Work instructions: Produce a verbatim copy of the entries listed below.

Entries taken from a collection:
------------

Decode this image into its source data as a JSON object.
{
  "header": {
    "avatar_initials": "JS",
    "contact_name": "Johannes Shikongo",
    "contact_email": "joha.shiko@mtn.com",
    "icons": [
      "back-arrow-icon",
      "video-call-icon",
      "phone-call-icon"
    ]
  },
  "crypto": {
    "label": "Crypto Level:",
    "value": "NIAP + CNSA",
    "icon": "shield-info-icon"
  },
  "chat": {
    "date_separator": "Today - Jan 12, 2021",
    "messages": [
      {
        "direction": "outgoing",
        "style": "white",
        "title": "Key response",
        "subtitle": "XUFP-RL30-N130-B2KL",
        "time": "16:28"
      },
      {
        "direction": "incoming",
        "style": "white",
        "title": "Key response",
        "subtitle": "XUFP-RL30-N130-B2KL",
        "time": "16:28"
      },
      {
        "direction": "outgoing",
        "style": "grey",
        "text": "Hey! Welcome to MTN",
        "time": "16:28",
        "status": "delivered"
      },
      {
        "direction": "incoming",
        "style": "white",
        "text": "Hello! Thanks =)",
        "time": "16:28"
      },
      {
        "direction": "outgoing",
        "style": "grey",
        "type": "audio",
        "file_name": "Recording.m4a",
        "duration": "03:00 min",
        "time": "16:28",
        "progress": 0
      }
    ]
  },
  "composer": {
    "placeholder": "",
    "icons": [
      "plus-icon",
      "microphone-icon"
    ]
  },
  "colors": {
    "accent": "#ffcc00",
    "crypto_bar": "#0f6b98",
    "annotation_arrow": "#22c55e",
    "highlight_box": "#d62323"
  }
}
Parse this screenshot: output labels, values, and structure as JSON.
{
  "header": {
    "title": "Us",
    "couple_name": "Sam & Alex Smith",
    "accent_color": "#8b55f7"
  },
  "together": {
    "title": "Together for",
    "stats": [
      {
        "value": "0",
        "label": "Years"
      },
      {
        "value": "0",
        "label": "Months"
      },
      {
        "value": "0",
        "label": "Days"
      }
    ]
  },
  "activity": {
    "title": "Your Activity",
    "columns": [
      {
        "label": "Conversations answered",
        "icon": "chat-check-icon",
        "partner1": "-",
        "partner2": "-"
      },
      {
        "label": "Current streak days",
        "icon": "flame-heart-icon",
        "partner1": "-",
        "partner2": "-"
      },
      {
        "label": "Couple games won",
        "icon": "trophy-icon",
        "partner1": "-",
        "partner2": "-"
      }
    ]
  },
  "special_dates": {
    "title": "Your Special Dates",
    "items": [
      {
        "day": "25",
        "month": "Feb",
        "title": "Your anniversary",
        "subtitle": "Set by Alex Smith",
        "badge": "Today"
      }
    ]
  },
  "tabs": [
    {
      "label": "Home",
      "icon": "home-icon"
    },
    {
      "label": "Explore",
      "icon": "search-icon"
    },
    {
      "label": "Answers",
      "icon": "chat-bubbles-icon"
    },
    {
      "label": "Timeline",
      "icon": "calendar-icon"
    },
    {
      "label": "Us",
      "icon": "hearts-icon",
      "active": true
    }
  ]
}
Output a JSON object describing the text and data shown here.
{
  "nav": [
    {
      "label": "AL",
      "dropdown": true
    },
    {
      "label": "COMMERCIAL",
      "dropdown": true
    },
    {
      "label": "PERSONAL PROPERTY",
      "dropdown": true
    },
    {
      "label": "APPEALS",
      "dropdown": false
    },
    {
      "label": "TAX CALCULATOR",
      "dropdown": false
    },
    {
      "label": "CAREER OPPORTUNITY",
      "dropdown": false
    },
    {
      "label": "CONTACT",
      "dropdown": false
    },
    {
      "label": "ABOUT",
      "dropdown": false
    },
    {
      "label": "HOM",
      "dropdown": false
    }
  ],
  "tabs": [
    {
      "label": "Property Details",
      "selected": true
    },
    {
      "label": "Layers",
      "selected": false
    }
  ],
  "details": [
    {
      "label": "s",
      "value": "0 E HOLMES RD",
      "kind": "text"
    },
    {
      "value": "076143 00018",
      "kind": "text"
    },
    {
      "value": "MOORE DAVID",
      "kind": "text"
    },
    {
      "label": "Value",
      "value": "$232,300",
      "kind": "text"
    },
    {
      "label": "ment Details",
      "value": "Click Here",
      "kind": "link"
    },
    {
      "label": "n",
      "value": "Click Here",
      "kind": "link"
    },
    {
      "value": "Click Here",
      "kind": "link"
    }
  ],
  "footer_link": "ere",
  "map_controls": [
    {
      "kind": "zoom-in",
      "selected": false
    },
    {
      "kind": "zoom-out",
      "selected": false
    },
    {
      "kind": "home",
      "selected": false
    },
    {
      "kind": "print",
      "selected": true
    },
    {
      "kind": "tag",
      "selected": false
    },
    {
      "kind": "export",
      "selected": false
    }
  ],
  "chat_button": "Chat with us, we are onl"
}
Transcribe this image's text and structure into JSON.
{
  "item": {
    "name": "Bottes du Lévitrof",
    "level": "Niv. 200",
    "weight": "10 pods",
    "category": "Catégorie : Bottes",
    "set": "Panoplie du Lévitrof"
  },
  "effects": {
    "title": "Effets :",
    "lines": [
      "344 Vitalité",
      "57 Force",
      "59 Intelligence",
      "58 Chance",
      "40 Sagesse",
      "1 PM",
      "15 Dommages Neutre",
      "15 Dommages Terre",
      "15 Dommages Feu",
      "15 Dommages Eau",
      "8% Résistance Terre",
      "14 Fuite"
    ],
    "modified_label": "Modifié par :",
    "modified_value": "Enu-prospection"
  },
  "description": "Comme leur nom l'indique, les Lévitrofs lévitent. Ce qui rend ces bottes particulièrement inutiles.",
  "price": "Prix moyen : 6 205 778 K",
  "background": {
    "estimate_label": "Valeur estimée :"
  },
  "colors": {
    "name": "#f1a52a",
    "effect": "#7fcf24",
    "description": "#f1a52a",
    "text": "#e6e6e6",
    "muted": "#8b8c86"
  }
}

------------

Answer to the problem:
Decode this image into its source data as a JSON object.
{
  "header": {
    "avatar_initials": "JS",
    "contact_name": "Johannes Shikongo",
    "contact_email": "joha.shiko@mtn.com",
    "icons": [
      "back-arrow-icon",
      "video-call-icon",
      "phone-call-icon"
    ]
  },
  "crypto": {
    "label": "Crypto Level:",
    "value": "NIAP + CNSA",
    "icon": "shield-info-icon"
  },
  "chat": {
    "date_separator": "Today - Jan 12, 2021",
    "messages": [
      {
        "direction": "outgoing",
        "style": "white",
        "title": "Key response",
        "subtitle": "XUFP-RL30-N130-B2KL",
        "time": "16:28"
      },
      {
        "direction": "incoming",
        "style": "white",
        "title": "Key response",
        "subtitle": "XUFP-RL30-N130-B2KL",
        "time": "16:28"
      },
      {
        "direction": "outgoing",
        "style": "grey",
        "text": "Hey! Welcome to MTN",
        "time": "16:28",
        "status": "delivered"
      },
      {
        "direction": "incoming",
        "style": "white",
        "text": "Hello! Thanks =)",
        "time": "16:28"
      },
      {
        "direction": "outgoing",
        "style": "grey",
        "type": "audio",
        "file_name": "Recording.m4a",
        "duration": "03:00 min",
        "time": "16:28",
        "progress": 0
      }
    ]
  },
  "composer": {
    "placeholder": "",
    "icons": [
      "plus-icon",
      "microphone-icon"
    ]
  },
  "colors": {
    "accent": "#ffcc00",
    "crypto_bar": "#0f6b98",
    "annotation_arrow": "#22c55e",
    "highlight_box": "#d62323"
  }
}
Parse this screenshot: output labels, values, and structure as JSON.
{
  "header": {
    "title": "Us",
    "couple_name": "Sam & Alex Smith",
    "accent_color": "#8b55f7"
  },
  "together": {
    "title": "Together for",
    "stats": [
      {
        "value": "0",
        "label": "Years"
      },
      {
        "value": "0",
        "label": "Months"
      },
      {
        "value": "0",
        "label": "Days"
      }
    ]
  },
  "activity": {
    "title": "Your Activity",
    "columns": [
      {
        "label": "Conversations answered",
        "icon": "chat-check-icon",
        "partner1": "-",
        "partner2": "-"
      },
      {
        "label": "Current streak days",
        "icon": "flame-heart-icon",
        "partner1": "-",
        "partner2": "-"
      },
      {
        "label": "Couple games won",
        "icon": "trophy-icon",
        "partner1": "-",
        "partner2": "-"
      }
    ]
  },
  "special_dates": {
    "title": "Your Special Dates",
    "items": [
      {
        "day": "25",
        "month": "Feb",
        "title": "Your anniversary",
        "subtitle": "Set by Alex Smith",
        "badge": "Today"
      }
    ]
  },
  "tabs": [
    {
      "label": "Home",
      "icon": "home-icon"
    },
    {
      "label": "Explore",
      "icon": "search-icon"
    },
    {
      "label": "Answers",
      "icon": "chat-bubbles-icon"
    },
    {
      "label": "Timeline",
      "icon": "calendar-icon"
    },
    {
      "label": "Us",
      "icon": "hearts-icon",
      "active": true
    }
  ]
}
Output a JSON object describing the text and data shown here.
{
  "nav": [
    {
      "label": "AL",
      "dropdown": true
    },
    {
      "label": "COMMERCIAL",
      "dropdown": true
    },
    {
      "label": "PERSONAL PROPERTY",
      "dropdown": true
    },
    {
      "label": "APPEALS",
      "dropdown": false
    },
    {
      "label": "TAX CALCULATOR",
      "dropdown": false
    },
    {
      "label": "CAREER OPPORTUNITY",
      "dropdown": false
    },
    {
      "label": "CONTACT",
      "dropdown": false
    },
    {
      "label": "ABOUT",
      "dropdown": false
    },
    {
      "label": "HOM",
      "dropdown": false
    }
  ],
  "tabs": [
    {
      "label": "Property Details",
      "selected": true
    },
    {
      "label": "Layers",
      "selected": false
    }
  ],
  "details": [
    {
      "label": "s",
      "value": "0 E HOLMES RD",
      "kind": "text"
    },
    {
      "value": "076143 00018",
      "kind": "text"
    },
    {
      "value": "MOORE DAVID",
      "kind": "text"
    },
    {
      "label": "Value",
      "value": "$232,300",
      "kind": "text"
    },
    {
      "label": "ment Details",
      "value": "Click Here",
      "kind": "link"
    },
    {
      "label": "n",
      "value": "Click Here",
      "kind": "link"
    },
    {
      "value": "Click Here",
      "kind": "link"
    }
  ],
  "footer_link": "ere",
  "map_controls": [
    {
      "kind": "zoom-in",
      "selected": false
    },
    {
      "kind": "zoom-out",
      "selected": false
    },
    {
      "kind": "home",
      "selected": false
    },
    {
      "kind": "print",
      "selected": true
    },
    {
      "kind": "tag",
      "selected": false
    },
    {
      "kind": "export",
      "selected": false
    }
  ],
  "chat_button": "Chat with us, we are onl"
}
Transcribe this image's text and structure into JSON.
{
  "item": {
    "name": "Bottes du Lévitrof",
    "level": "Niv. 200",
    "weight": "10 pods",
    "category": "Catégorie : Bottes",
    "set": "Panoplie du Lévitrof"
  },
  "effects": {
    "title": "Effets :",
    "lines": [
      "344 Vitalité",
      "57 Force",
      "59 Intelligence",
      "58 Chance",
      "40 Sagesse",
      "1 PM",
      "15 Dommages Neutre",
      "15 Dommages Terre",
      "15 Dommages Feu",
      "15 Dommages Eau",
      "8% Résistance Terre",
      "14 Fuite"
    ],
    "modified_label": "Modifié par :",
    "modified_value": "Enu-prospection"
  },
  "description": "Comme leur nom l'indique, les Lévitrofs lévitent. Ce qui rend ces bottes particulièrement inutiles.",
  "price": "Prix moyen : 6 205 778 K",
  "background": {
    "estimate_label": "Valeur estimée :"
  },
  "colors": {
    "name": "#f1a52a",
    "effect": "#7fcf24",
    "description": "#f1a52a",
    "text": "#e6e6e6",
    "muted": "#8b8c86"
  }
}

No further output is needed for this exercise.